▶ _Exercise requirements_
Lines containing the string "assistance" are to be counted; report only how many there are.

▶ _Collection entries_
----------------

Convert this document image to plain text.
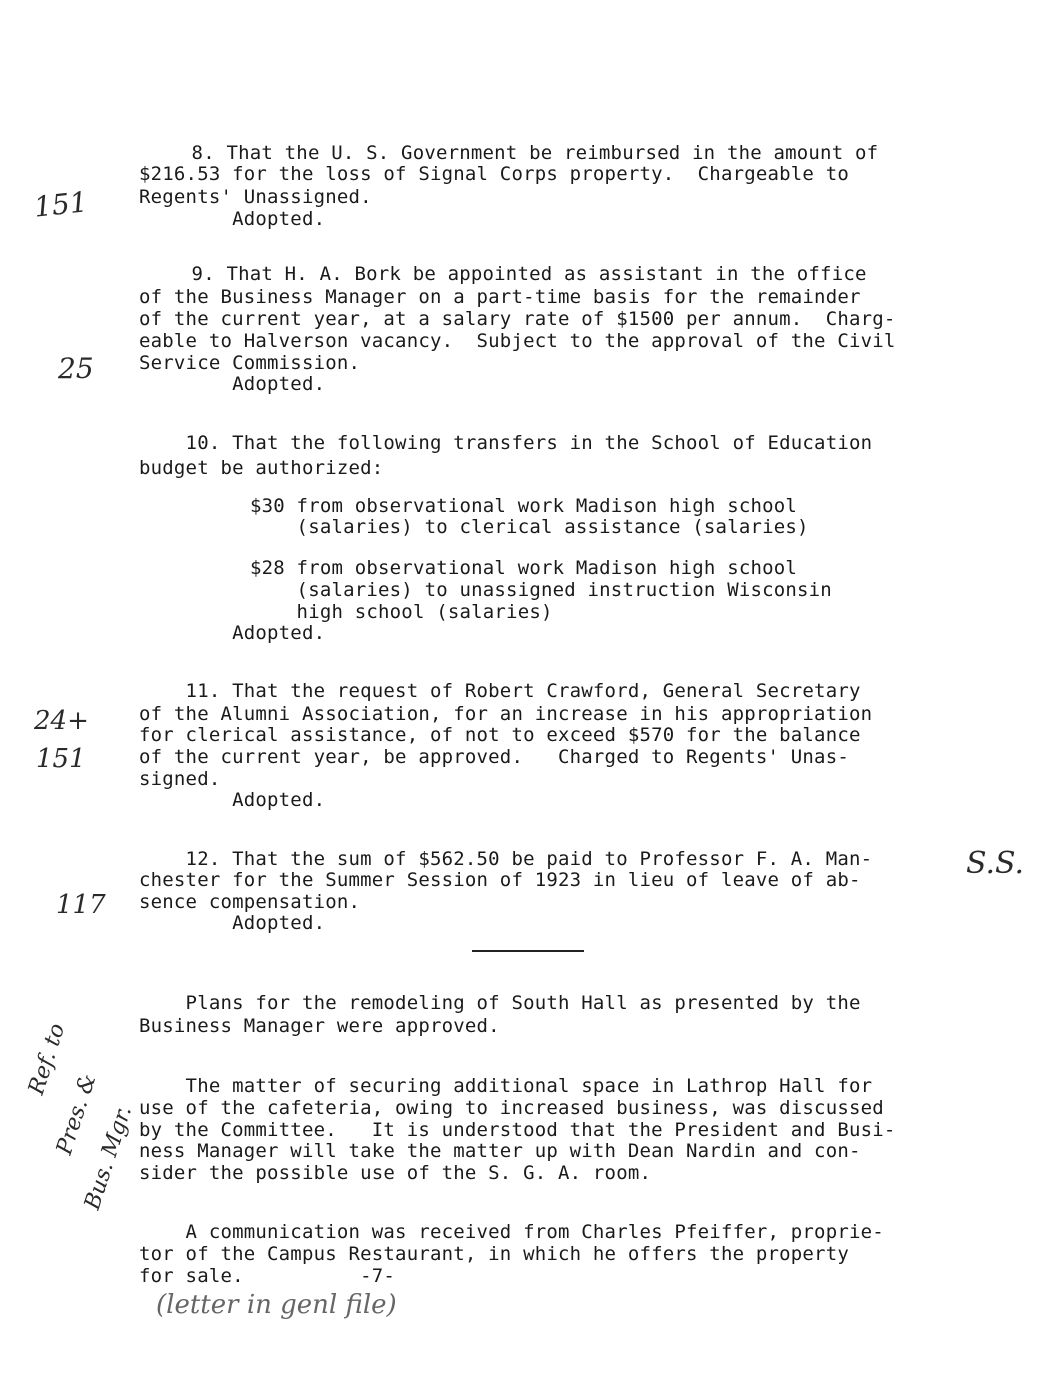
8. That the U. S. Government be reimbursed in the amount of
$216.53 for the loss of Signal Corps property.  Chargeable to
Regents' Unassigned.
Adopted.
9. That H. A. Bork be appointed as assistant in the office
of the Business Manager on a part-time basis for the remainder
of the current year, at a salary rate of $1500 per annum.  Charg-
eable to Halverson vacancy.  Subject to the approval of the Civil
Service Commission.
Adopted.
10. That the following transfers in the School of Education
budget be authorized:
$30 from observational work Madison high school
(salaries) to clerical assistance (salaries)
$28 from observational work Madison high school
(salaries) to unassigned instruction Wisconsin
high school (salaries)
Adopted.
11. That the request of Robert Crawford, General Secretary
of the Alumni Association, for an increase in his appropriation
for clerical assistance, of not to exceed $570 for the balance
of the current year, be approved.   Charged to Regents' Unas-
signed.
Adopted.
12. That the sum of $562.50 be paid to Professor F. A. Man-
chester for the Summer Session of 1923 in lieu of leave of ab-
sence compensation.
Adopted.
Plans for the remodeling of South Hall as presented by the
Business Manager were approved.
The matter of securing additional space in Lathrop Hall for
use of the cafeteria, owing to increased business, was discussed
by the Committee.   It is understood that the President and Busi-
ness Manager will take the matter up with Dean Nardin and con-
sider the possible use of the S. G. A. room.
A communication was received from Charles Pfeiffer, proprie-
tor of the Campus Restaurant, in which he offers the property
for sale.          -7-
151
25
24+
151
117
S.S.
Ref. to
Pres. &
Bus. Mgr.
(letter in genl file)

----------------

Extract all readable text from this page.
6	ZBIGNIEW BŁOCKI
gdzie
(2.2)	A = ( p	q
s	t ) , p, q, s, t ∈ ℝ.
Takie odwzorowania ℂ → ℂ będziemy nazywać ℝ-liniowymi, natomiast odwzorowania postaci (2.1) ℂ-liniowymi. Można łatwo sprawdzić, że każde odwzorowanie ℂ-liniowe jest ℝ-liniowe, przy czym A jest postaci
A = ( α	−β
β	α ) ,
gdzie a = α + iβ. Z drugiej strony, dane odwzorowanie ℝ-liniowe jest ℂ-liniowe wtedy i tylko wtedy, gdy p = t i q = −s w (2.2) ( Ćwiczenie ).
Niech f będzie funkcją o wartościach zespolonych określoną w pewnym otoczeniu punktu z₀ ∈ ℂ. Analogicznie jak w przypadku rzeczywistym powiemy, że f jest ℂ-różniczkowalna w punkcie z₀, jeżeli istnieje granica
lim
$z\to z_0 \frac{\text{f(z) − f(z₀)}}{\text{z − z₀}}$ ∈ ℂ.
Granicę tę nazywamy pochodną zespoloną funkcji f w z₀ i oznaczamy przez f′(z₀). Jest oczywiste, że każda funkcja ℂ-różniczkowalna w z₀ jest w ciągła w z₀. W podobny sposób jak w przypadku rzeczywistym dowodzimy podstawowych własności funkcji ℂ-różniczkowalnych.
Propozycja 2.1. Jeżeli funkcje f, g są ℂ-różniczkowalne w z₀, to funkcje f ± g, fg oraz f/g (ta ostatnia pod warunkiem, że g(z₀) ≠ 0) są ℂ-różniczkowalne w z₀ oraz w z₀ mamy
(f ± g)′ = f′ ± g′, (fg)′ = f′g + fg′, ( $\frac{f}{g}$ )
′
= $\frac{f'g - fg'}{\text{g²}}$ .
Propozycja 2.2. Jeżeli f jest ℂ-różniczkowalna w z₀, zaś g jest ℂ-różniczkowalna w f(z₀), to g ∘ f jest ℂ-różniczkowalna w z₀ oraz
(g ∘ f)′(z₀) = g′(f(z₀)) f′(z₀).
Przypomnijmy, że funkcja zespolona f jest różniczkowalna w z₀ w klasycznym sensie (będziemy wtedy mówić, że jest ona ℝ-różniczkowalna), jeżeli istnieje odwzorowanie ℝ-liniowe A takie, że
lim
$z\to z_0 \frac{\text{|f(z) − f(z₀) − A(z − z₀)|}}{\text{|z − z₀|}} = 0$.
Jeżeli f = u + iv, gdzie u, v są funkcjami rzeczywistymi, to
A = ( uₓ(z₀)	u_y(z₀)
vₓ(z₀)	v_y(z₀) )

----------------

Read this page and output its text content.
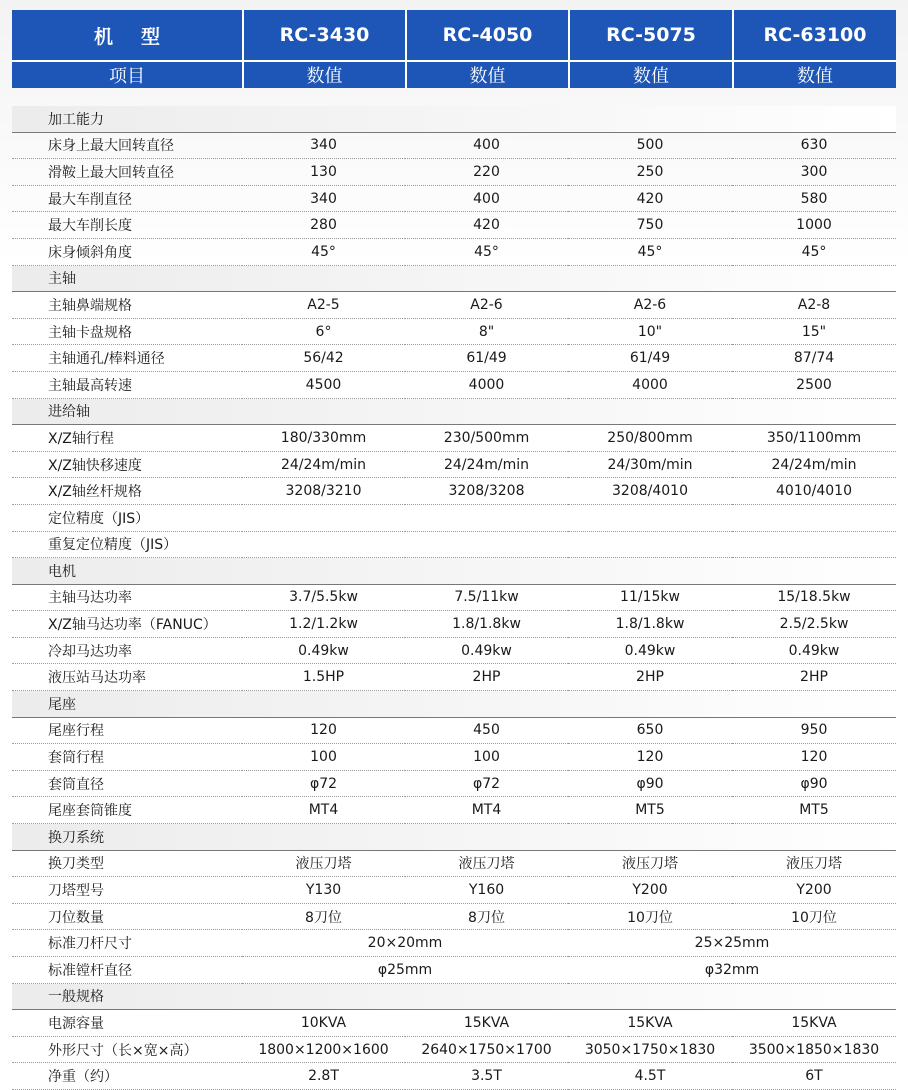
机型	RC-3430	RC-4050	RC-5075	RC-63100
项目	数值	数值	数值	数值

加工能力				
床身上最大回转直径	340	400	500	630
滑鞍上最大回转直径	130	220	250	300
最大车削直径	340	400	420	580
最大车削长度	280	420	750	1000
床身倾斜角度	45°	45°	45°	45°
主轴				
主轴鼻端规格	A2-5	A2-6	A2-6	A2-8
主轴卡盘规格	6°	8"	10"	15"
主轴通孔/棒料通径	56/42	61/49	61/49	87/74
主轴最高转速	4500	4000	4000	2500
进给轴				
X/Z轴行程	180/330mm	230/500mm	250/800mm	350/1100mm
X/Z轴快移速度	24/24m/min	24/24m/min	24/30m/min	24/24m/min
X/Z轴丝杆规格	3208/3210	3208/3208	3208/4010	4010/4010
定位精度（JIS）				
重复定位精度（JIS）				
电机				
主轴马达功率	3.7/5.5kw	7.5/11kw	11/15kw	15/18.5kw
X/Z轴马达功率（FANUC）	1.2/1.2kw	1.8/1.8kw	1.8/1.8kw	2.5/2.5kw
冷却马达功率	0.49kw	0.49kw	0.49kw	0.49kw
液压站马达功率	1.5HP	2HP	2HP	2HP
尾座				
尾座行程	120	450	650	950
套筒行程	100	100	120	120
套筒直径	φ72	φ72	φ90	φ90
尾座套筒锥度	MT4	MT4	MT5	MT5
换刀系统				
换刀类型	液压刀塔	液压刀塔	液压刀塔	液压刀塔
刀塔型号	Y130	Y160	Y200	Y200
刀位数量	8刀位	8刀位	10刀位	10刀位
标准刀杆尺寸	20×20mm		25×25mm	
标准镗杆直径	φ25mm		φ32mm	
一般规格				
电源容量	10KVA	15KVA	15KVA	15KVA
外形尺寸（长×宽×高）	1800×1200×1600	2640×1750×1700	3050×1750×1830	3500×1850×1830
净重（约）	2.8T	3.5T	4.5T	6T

----------------

▶ _Solved exercise_
2